*PROBLEM 1*
According to the earphone review excerpt, which model is the better choice for stage use?

+ + + + + + +

For stage use, the IE 100 PRO Wireless is the better choice, given the wireless flexibility. Apart from that, it’s all personal preference, but controversial opinion: It’s hard to justify the price hike of the IE 300, even though I like it and find it slightly more comfortable. Unless you’re looking at the IE 300 as the value proposition compared the Sennheiser IE 900, in which case, buy both.
Should you buy Sennheiser IE 100 PRO Wireless?
If you just want a nice set of wireless earphones, the IE 100 PRO has a pleasant frequency response and excellent connectivity. The host of codecs alone makes it one of the few wireless earphones that won’t let your video drop out of sync with the audio.

+ + + + + + +

*PROBLEM 2*
Convert every line of the records below into a Markdown table with the columns "No." and "Line," giving each line its own numbered row. Omit blank lines and leave the picture out of the answer.

(Region and label listings)
+ + + + + + +

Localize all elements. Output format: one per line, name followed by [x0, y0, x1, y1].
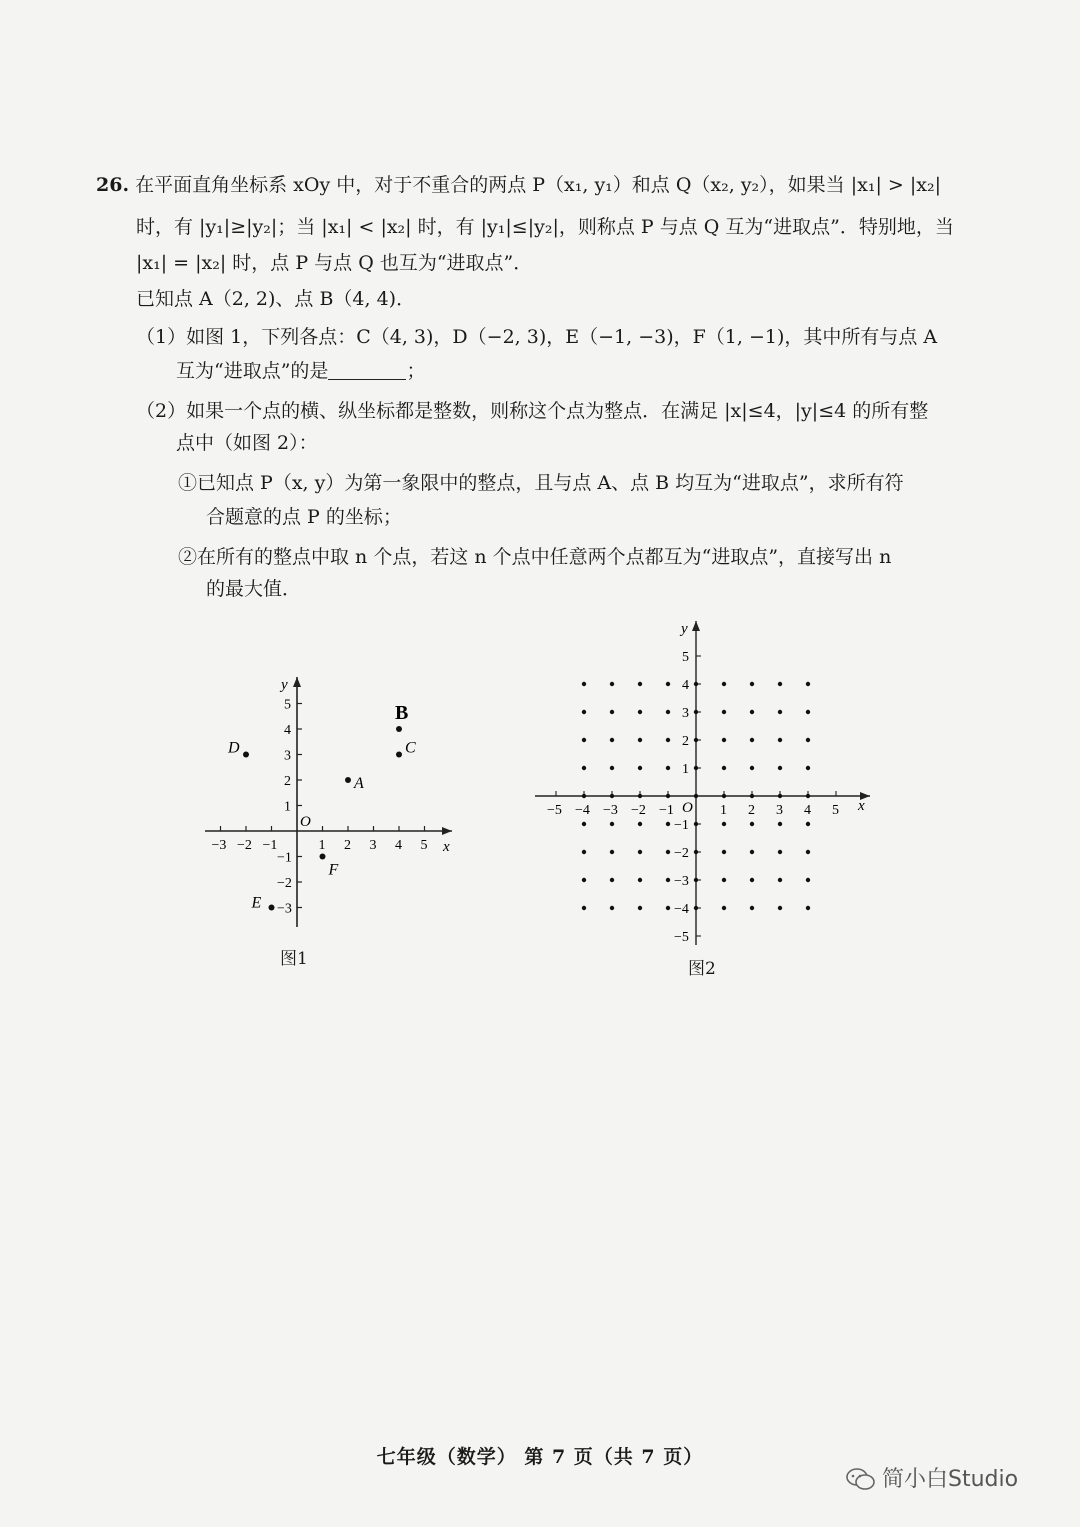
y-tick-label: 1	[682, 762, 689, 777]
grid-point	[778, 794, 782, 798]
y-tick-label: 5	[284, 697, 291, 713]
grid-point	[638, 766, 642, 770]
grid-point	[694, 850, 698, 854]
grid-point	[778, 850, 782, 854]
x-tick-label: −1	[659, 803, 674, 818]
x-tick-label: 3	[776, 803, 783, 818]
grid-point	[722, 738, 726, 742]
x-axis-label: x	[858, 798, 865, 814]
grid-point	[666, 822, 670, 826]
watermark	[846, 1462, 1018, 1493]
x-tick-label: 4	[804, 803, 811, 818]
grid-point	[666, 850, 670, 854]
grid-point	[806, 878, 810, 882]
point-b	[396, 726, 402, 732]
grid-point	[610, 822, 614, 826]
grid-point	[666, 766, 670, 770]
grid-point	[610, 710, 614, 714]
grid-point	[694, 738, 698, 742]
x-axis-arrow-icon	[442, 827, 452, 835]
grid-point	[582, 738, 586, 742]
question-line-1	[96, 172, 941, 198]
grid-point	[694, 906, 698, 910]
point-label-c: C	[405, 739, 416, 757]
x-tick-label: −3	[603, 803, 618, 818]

+ + + + + + +

*WRITTEN SOLUTION 1*
The IE 100 PRO Wireless is the better choice for stage use.

*WRITTEN SOLUTION 2*
| No. | Line |
|---|---|
| 1 | Localize all elements. Output format: one per line, name followed by [x0, y0, x1, y1]. |
| 2 | y-tick-label: 1	[682, 762, 689, 777] |
| 3 | grid-point	[778, 794, 782, 798] |
| 4 | y-tick-label: 5	[284, 697, 291, 713] |
| 5 | grid-point	[638, 766, 642, 770] |
| 6 | grid-point	[694, 850, 698, 854] |
| 7 | grid-point	[778, 850, 782, 854] |
| 8 | x-tick-label: −1	[659, 803, 674, 818] |
| 9 | x-tick-label: 3	[776, 803, 783, 818] |
| 10 | grid-point	[722, 738, 726, 742] |
| 11 | x-axis-label: x	[858, 798, 865, 814] |
| 12 | grid-point	[666, 822, 670, 826] |
| 13 | watermark	[846, 1462, 1018, 1493] |
| 14 | x-tick-label: 4	[804, 803, 811, 818] |
| 15 | grid-point	[666, 850, 670, 854] |
| 16 | grid-point	[806, 878, 810, 882] |
| 17 | point-b	[396, 726, 402, 732] |
| 18 | grid-point	[610, 822, 614, 826] |
| 19 | grid-point	[666, 766, 670, 770] |
| 20 | grid-point	[610, 710, 614, 714] |
| 21 | grid-point	[694, 738, 698, 742] |
| 22 | x-axis-arrow-icon	[442, 827, 452, 835] |
| 23 | grid-point	[582, 738, 586, 742] |
| 24 | question-line-1	[96, 172, 941, 198] |
| 25 | grid-point	[694, 906, 698, 910] |
| 26 | point-label-c: C	[405, 739, 416, 757] |
| 27 | x-tick-label: −3	[603, 803, 618, 818] |